── Dataset entries ──

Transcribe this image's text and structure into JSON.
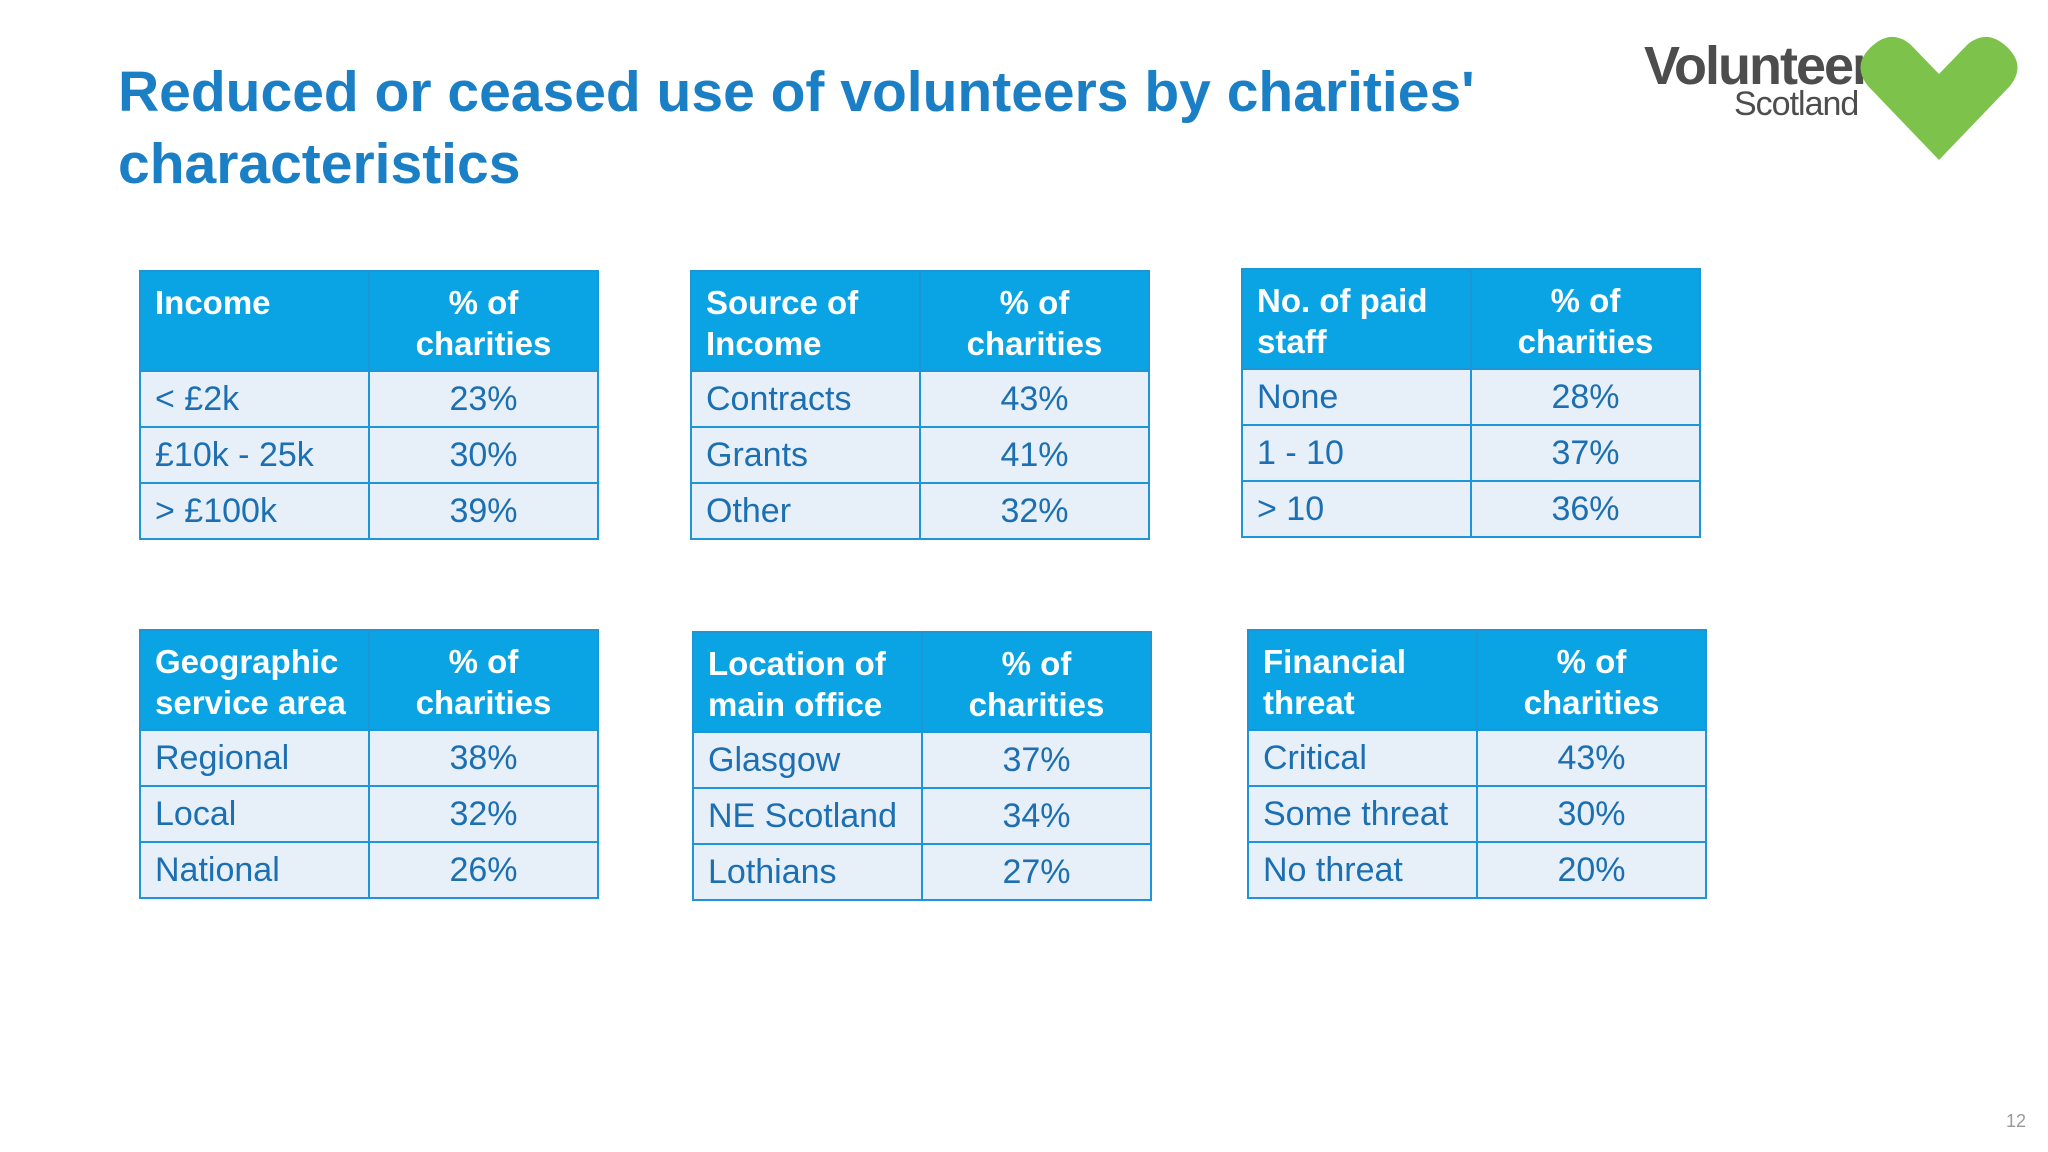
{
  "title": "Reduced or ceased use of volunteers by charities' characteristics",
  "logo": {
    "word": "Volunteer",
    "sub": "Scotland",
    "heart_color": "#7dc24b"
  },
  "tables": [
    {
      "header": [
        "Income",
        "% of charities"
      ],
      "rows": [
        [
          "< £2k",
          "23%"
        ],
        [
          "£10k - 25k",
          "30%"
        ],
        [
          "> £100k",
          "39%"
        ]
      ]
    },
    {
      "header": [
        "Source of Income",
        "% of charities"
      ],
      "rows": [
        [
          "Contracts",
          "43%"
        ],
        [
          "Grants",
          "41%"
        ],
        [
          "Other",
          "32%"
        ]
      ]
    },
    {
      "header": [
        "No. of paid staff",
        "% of charities"
      ],
      "rows": [
        [
          "None",
          "28%"
        ],
        [
          "1 - 10",
          "37%"
        ],
        [
          "> 10",
          "36%"
        ]
      ]
    },
    {
      "header": [
        "Geographic service area",
        "% of charities"
      ],
      "rows": [
        [
          "Regional",
          "38%"
        ],
        [
          "Local",
          "32%"
        ],
        [
          "National",
          "26%"
        ]
      ]
    },
    {
      "header": [
        "Location of main office",
        "% of charities"
      ],
      "rows": [
        [
          "Glasgow",
          "37%"
        ],
        [
          "NE Scotland",
          "34%"
        ],
        [
          "Lothians",
          "27%"
        ]
      ]
    },
    {
      "header": [
        "Financial threat",
        "% of charities"
      ],
      "rows": [
        [
          "Critical",
          "43%"
        ],
        [
          "Some threat",
          "30%"
        ],
        [
          "No threat",
          "20%"
        ]
      ]
    }
  ],
  "page_number": "12",
  "colors": {
    "title": "#1a7fc4",
    "header_bg": "#0aa3e4",
    "cell_bg": "#e7f0f9",
    "cell_text": "#1b6fb2",
    "border": "#1e95d6"
  }
}
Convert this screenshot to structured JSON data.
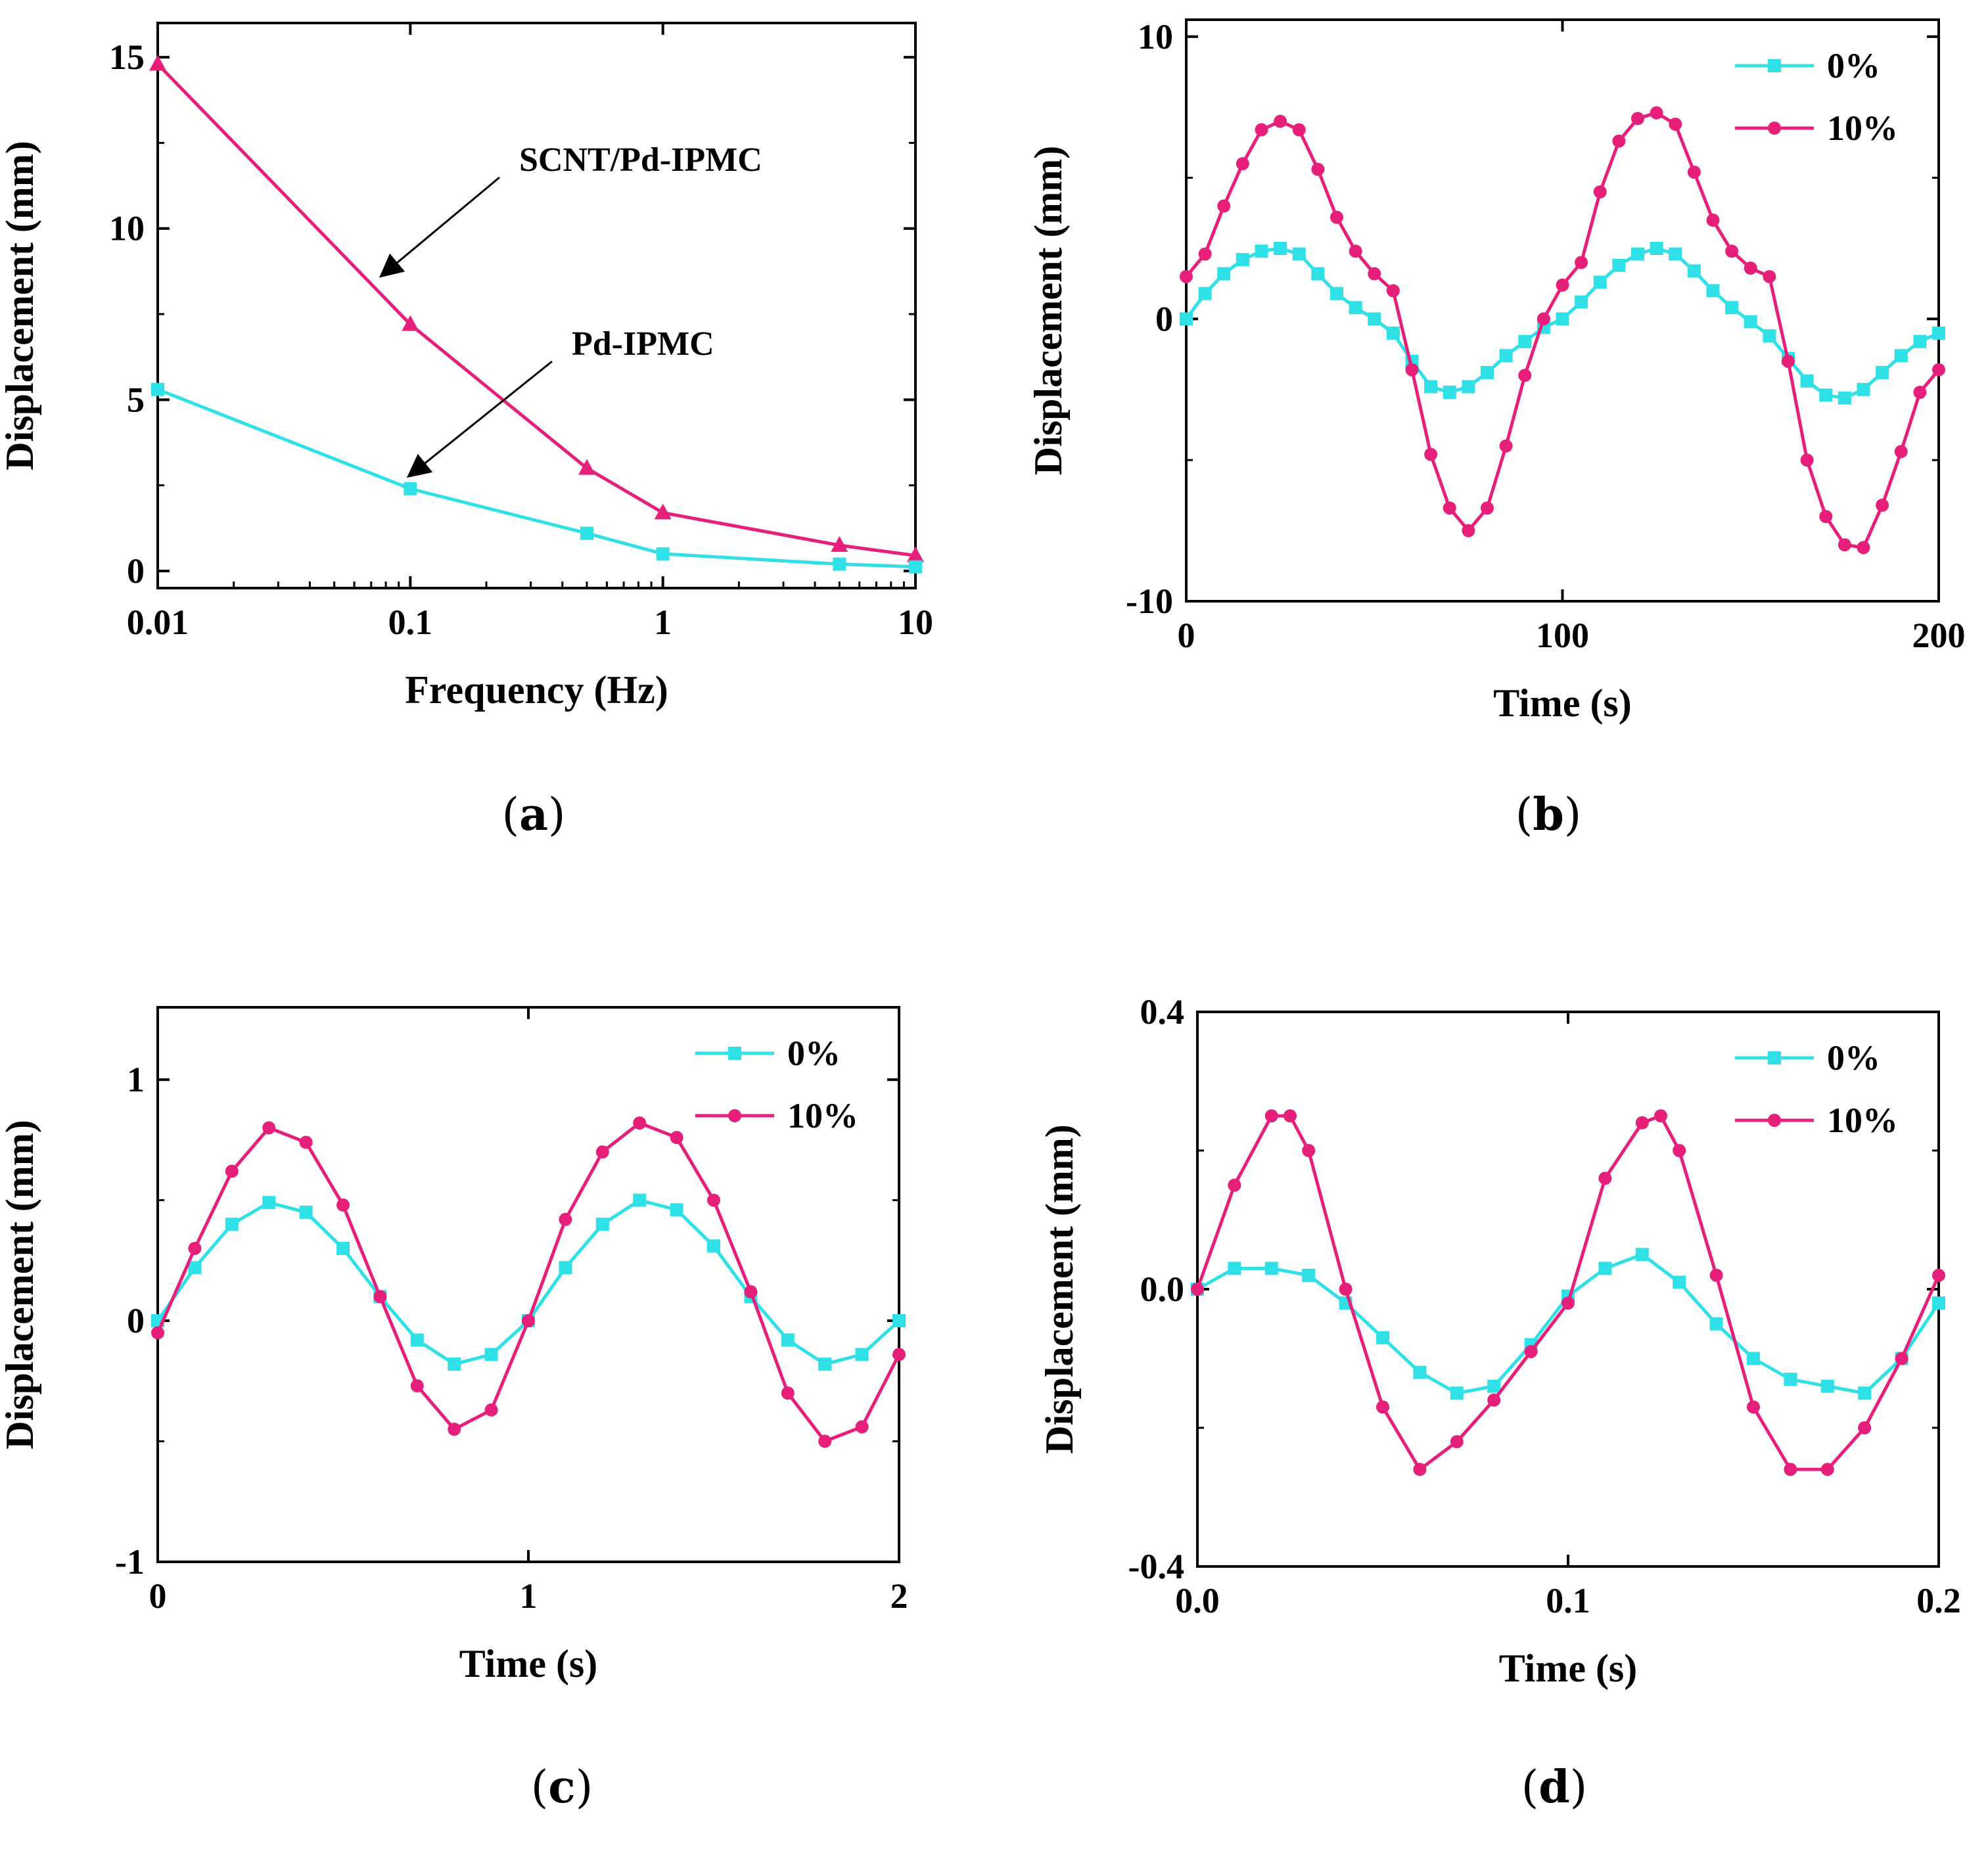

───

Leave out the pictures and transcribe everything else exactly.

_Task solution_.
Transcribe this image's text and structure into JSON.
{
  "title": "Reduced or ceased use of volunteers by charities' characteristics",
  "logo": {
    "word": "Volunteer",
    "sub": "Scotland",
    "heart_color": "#7dc24b"
  },
  "tables": [
    {
      "header": [
        "Income",
        "% of charities"
      ],
      "rows": [
        [
          "< £2k",
          "23%"
        ],
        [
          "£10k - 25k",
          "30%"
        ],
        [
          "> £100k",
          "39%"
        ]
      ]
    },
    {
      "header": [
        "Source of Income",
        "% of charities"
      ],
      "rows": [
        [
          "Contracts",
          "43%"
        ],
        [
          "Grants",
          "41%"
        ],
        [
          "Other",
          "32%"
        ]
      ]
    },
    {
      "header": [
        "No. of paid staff",
        "% of charities"
      ],
      "rows": [
        [
          "None",
          "28%"
        ],
        [
          "1 - 10",
          "37%"
        ],
        [
          "> 10",
          "36%"
        ]
      ]
    },
    {
      "header": [
        "Geographic service area",
        "% of charities"
      ],
      "rows": [
        [
          "Regional",
          "38%"
        ],
        [
          "Local",
          "32%"
        ],
        [
          "National",
          "26%"
        ]
      ]
    },
    {
      "header": [
        "Location of main office",
        "% of charities"
      ],
      "rows": [
        [
          "Glasgow",
          "37%"
        ],
        [
          "NE Scotland",
          "34%"
        ],
        [
          "Lothians",
          "27%"
        ]
      ]
    },
    {
      "header": [
        "Financial threat",
        "% of charities"
      ],
      "rows": [
        [
          "Critical",
          "43%"
        ],
        [
          "Some threat",
          "30%"
        ],
        [
          "No threat",
          "20%"
        ]
      ]
    }
  ],
  "page_number": "12",
  "colors": {
    "title": "#1a7fc4",
    "header_bg": "#0aa3e4",
    "cell_bg": "#e7f0f9",
    "cell_text": "#1b6fb2",
    "border": "#1e95d6"
  }
}
Convert this screenshot to structured JSON data.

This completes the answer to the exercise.